Source passage:
Content starts
Attentive JWN readers are doubtless aware that I am on the board of something called the Global Partnership for an International University in Iraq. Our GP-IUI project has been running in low gear for four-plus years, in light of the insecurity situation in Iraq. But it was recently established as a legal entity in Canada, where it is based; and we are pursuing plans for professional development efforts with Iraqi academics who will, we hope, go on to form the core of t IUI’s professional cadre.
Our board is led by a distinguished group of Iraqi, Canadian, US, and European intellectuals, including some recently retired individuals with proven track records in university leadership. We decided to incorporate in Canada for a number of reasons, including to dissociate ourselves clearly and unequivocally from the coercive machinations that the Bush administration has pursued in Iraq. The leaders of the AU-Iraq project evidently decided to take an almost directly different tack. (And see where it got them.)
The problems their project has suffered are disturbing. The entire structure of Iraqi higher education– once the pride of the whole region– is currently in very dire straits indeed; and it will take the focused efforts of scores of thousands of Iraqis (and some supportive outsiders) to restore it to a structure that can truly serve the needs of the country’s 30 million talented and still generally well educated people. US taxpayers have poured at least $10.5 million– perhaps considerably more?– into the AU-Iraq project, which ended up being so poorly served by its board.
The IHE site tells us that Cargol’s resignation from Northern Arizona University,

    stemmed from allegations made by a Northern Arizona employee who alleged that Cargol, while naked in a locker room, grabbed the employee’s genitals, the Arizona Republic reported. In a subsequent e-mail to the employee, Cargol described himself as “a rub-your-belly, grab-your-balls, give-you-a-hug, slap-your-back, pull-your-dick, squeeze-your-hand, cheek-your-face, and pat-your-thigh kind of guy.”
    Cargol, who at the time was a married father of two children, went on to say that he was a “sensual kind of guy” who hoped the employee could “feel comfortable enough with me (and others) to reciprocate the same level of playfulness and affection,” the newspaper reported.
Content ends
Record excerpts:
Content starts
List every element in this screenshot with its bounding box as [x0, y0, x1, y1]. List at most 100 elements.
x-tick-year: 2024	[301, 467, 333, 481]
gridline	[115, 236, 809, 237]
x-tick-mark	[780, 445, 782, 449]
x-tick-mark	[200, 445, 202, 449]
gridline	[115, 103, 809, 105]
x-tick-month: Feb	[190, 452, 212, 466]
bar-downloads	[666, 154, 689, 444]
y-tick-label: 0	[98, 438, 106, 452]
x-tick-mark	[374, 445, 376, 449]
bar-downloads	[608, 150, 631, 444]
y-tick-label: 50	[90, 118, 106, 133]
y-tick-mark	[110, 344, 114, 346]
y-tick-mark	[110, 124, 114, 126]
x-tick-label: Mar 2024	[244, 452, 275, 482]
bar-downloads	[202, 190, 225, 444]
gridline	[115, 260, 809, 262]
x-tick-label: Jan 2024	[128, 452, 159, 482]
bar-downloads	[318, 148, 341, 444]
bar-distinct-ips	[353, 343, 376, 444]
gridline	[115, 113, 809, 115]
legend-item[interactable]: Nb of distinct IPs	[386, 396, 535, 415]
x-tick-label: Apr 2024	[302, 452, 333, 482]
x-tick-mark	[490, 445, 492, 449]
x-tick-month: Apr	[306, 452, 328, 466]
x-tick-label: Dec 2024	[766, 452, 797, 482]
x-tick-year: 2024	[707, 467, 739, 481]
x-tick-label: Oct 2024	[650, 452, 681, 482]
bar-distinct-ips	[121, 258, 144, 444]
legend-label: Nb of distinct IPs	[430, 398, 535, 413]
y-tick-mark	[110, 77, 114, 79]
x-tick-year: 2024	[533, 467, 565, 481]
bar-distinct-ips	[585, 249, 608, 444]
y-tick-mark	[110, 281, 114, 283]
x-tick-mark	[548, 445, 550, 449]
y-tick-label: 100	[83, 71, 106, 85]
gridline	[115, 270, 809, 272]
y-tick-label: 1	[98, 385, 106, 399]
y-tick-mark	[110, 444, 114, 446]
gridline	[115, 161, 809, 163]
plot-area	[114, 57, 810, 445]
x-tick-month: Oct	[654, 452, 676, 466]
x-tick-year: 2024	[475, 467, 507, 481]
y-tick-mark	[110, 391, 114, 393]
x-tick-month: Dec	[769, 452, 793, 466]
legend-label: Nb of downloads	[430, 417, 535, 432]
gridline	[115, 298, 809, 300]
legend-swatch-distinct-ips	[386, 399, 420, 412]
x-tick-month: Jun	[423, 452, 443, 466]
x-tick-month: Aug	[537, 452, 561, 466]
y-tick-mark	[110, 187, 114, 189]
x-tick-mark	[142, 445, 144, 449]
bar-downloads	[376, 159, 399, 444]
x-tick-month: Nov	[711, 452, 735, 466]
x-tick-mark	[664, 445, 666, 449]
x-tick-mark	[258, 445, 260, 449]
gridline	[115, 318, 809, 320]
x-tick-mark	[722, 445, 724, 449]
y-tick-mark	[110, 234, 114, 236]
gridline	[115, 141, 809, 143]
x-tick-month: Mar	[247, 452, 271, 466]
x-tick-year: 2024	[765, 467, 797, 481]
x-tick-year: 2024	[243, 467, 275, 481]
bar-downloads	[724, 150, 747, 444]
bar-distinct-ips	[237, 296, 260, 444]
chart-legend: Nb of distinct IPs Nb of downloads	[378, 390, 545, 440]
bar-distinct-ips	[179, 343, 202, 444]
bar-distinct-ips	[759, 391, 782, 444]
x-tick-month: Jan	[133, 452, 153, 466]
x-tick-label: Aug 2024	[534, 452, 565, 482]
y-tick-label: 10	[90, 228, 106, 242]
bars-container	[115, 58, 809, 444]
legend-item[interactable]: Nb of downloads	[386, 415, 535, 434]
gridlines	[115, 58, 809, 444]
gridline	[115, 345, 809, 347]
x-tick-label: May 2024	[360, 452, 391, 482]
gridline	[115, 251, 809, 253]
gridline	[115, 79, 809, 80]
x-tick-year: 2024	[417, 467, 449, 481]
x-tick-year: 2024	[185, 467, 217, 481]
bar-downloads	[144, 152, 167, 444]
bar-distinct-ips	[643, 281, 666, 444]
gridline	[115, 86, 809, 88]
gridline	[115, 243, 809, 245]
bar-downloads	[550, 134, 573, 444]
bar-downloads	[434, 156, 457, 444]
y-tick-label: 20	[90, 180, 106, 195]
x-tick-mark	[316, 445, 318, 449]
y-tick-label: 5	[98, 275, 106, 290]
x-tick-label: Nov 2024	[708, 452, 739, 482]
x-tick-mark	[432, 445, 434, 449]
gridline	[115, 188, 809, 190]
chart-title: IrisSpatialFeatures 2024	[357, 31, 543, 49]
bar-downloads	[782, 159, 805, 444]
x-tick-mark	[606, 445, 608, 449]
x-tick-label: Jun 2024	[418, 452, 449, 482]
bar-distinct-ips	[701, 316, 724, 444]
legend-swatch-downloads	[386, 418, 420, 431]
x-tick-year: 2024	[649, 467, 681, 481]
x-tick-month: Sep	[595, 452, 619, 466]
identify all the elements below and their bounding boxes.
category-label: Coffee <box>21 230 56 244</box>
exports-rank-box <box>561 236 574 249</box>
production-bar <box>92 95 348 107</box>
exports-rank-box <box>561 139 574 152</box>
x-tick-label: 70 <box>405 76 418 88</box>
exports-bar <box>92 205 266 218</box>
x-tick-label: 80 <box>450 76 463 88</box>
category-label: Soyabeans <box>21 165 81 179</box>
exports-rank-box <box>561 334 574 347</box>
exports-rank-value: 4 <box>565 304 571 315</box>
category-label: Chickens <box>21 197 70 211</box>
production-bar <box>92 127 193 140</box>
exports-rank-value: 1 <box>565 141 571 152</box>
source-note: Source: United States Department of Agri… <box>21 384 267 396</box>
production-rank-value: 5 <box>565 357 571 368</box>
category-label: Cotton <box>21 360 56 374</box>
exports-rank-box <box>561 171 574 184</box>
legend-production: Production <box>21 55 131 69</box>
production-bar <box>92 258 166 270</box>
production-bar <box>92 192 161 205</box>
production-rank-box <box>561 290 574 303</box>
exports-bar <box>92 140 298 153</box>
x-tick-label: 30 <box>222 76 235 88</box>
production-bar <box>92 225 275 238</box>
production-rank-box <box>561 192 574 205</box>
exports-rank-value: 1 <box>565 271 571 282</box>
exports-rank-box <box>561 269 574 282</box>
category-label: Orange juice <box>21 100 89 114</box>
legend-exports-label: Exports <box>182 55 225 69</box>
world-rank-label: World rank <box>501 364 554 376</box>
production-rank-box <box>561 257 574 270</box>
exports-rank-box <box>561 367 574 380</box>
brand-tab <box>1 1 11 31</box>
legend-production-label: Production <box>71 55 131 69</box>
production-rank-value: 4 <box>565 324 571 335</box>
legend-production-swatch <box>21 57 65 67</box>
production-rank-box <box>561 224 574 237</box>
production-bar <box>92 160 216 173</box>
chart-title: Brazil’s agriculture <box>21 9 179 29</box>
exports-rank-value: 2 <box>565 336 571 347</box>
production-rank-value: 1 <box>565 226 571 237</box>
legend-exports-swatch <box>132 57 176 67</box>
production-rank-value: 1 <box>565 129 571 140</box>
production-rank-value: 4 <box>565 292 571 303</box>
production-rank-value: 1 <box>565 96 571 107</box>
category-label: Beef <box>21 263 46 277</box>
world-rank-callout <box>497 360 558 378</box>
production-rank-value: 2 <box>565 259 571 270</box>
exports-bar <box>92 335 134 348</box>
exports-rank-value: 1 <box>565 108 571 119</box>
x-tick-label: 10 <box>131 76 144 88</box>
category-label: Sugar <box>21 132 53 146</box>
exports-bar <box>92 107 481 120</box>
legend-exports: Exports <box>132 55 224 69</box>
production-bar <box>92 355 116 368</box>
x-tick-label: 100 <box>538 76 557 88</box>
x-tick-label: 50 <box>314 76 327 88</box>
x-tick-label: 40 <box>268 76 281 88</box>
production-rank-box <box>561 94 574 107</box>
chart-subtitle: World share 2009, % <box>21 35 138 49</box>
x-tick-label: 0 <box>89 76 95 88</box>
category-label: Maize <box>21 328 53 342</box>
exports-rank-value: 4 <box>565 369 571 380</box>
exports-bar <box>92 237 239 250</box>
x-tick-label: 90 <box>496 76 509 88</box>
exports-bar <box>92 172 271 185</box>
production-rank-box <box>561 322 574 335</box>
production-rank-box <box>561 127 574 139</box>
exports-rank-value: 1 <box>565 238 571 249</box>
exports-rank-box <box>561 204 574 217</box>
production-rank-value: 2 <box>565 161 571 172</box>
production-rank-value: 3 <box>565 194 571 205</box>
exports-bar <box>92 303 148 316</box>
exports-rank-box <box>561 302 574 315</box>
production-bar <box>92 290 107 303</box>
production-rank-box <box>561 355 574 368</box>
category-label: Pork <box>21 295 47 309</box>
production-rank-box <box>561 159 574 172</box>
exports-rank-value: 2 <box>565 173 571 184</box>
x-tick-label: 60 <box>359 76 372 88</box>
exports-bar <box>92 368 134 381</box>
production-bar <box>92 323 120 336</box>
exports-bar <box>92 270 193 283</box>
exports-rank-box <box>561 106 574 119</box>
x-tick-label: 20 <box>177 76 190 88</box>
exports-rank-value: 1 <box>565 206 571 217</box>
Content ends
Problems to solve:
**a)** In the excerpt on the international university in Iraq, the board chose to incorporate in Canada. Using the reason the excerpt itself gives, explain that choice in one to three sentences.
**b)** Answer these questions from the excerpt on the international university in Iraq, one short answer per line.
(i) For how long has the GP-IUI project been running in low gear?
(ii) How much money have US taxpayers put into the AU-Iraq project, at a minimum?
(iii) What population figure does the excerpt give for Iraq?
**c)** Carry on the excerpt on the international university in Iraq from the point where it stops.

Expected responses:
**a)** The board incorporated in Canada to separate itself clearly and unequivocally from the coercive machinations the Bush administration had pursued in Iraq. The excerpt says this was one of several reasons for the choice.

**b)**
(i) Four-plus years.
(ii) At least $10.5 million.
(iii) 30 million people.

**c)**
    Cargol’s pressured resignation from Northern Arizona came just four months after he was appointed.

All that information was publicly available when the board hired Cargol in 2007.

One thought on “‘American University in Iraq’: another Bushist fiasco”

  1. Helena not just Bush had Iraq war hero just wait what Bush hero do, we will hear about him in near future? I hope not like UK heroes new news
    An army officer and Iraqi war hero

    Captain James Fulton, 27, has admitted possessing the Class A drug and faces jail if convicted of supplying it during an officer training course.Fulton, a member of the 1st Battalion The Yorkshire Regiment, was one of the officers leading a raid on insurgents believed to be involved in rocket and mortar attacks on British bases in the Basra area. Captain Fulton, a former Hallam University student in Sheffield, joined the Army in 2004 when he started officer training at Sandhurst.

    Captain Daniel Chamings, who is accused of possessing the drug at the same time.Captain Chamings of the Queen’s Own Yeomanry is a Territorial Army officer who was a company commander in the Officer Training Corps when the offences allegedly happened.

    But wait they find excuse for them these two Iraqi war hero taken Class A drug as this statement by:“Colonely John Donnelly, who has responsibility for army discipline, said a significant increase in drug-taking by soldiers could be linked to stress of combat.